(Records contained in a dataset)
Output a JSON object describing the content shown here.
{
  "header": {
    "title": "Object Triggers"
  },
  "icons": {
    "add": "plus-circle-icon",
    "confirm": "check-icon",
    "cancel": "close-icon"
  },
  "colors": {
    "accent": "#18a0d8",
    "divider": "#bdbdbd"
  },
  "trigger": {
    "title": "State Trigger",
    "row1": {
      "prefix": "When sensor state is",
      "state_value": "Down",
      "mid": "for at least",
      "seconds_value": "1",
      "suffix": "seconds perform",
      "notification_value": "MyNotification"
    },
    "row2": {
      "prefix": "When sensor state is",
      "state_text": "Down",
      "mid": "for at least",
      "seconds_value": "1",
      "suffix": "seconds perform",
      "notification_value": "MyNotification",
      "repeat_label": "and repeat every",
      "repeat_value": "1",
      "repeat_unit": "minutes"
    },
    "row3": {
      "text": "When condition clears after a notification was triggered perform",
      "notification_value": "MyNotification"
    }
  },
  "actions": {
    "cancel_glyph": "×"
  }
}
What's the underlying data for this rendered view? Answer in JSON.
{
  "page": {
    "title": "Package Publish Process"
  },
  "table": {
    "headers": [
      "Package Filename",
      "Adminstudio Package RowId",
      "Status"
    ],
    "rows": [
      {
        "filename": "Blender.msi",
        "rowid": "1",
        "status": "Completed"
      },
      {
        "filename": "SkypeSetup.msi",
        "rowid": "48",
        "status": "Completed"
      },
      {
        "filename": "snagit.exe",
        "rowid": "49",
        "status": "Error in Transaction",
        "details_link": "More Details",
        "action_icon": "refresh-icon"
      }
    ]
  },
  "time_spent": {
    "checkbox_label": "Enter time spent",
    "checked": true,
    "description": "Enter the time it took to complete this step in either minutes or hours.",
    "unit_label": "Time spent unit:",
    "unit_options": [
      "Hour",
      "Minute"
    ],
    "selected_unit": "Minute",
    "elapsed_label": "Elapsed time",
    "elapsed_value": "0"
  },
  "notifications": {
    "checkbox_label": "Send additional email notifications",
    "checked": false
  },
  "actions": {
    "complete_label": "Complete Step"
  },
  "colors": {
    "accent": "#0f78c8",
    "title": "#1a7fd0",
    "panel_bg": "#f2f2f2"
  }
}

** Task description **
Above are the records; retype them all without a single difference.

** Task solution **
Output a JSON object describing the content shown here.
{
  "header": {
    "title": "Object Triggers"
  },
  "icons": {
    "add": "plus-circle-icon",
    "confirm": "check-icon",
    "cancel": "close-icon"
  },
  "colors": {
    "accent": "#18a0d8",
    "divider": "#bdbdbd"
  },
  "trigger": {
    "title": "State Trigger",
    "row1": {
      "prefix": "When sensor state is",
      "state_value": "Down",
      "mid": "for at least",
      "seconds_value": "1",
      "suffix": "seconds perform",
      "notification_value": "MyNotification"
    },
    "row2": {
      "prefix": "When sensor state is",
      "state_text": "Down",
      "mid": "for at least",
      "seconds_value": "1",
      "suffix": "seconds perform",
      "notification_value": "MyNotification",
      "repeat_label": "and repeat every",
      "repeat_value": "1",
      "repeat_unit": "minutes"
    },
    "row3": {
      "text": "When condition clears after a notification was triggered perform",
      "notification_value": "MyNotification"
    }
  },
  "actions": {
    "cancel_glyph": "×"
  }
}
What's the underlying data for this rendered view? Answer in JSON.
{
  "page": {
    "title": "Package Publish Process"
  },
  "table": {
    "headers": [
      "Package Filename",
      "Adminstudio Package RowId",
      "Status"
    ],
    "rows": [
      {
        "filename": "Blender.msi",
        "rowid": "1",
        "status": "Completed"
      },
      {
        "filename": "SkypeSetup.msi",
        "rowid": "48",
        "status": "Completed"
      },
      {
        "filename": "snagit.exe",
        "rowid": "49",
        "status": "Error in Transaction",
        "details_link": "More Details",
        "action_icon": "refresh-icon"
      }
    ]
  },
  "time_spent": {
    "checkbox_label": "Enter time spent",
    "checked": true,
    "description": "Enter the time it took to complete this step in either minutes or hours.",
    "unit_label": "Time spent unit:",
    "unit_options": [
      "Hour",
      "Minute"
    ],
    "selected_unit": "Minute",
    "elapsed_label": "Elapsed time",
    "elapsed_value": "0"
  },
  "notifications": {
    "checkbox_label": "Send additional email notifications",
    "checked": false
  },
  "actions": {
    "complete_label": "Complete Step"
  },
  "colors": {
    "accent": "#0f78c8",
    "title": "#1a7fd0",
    "panel_bg": "#f2f2f2"
  }
}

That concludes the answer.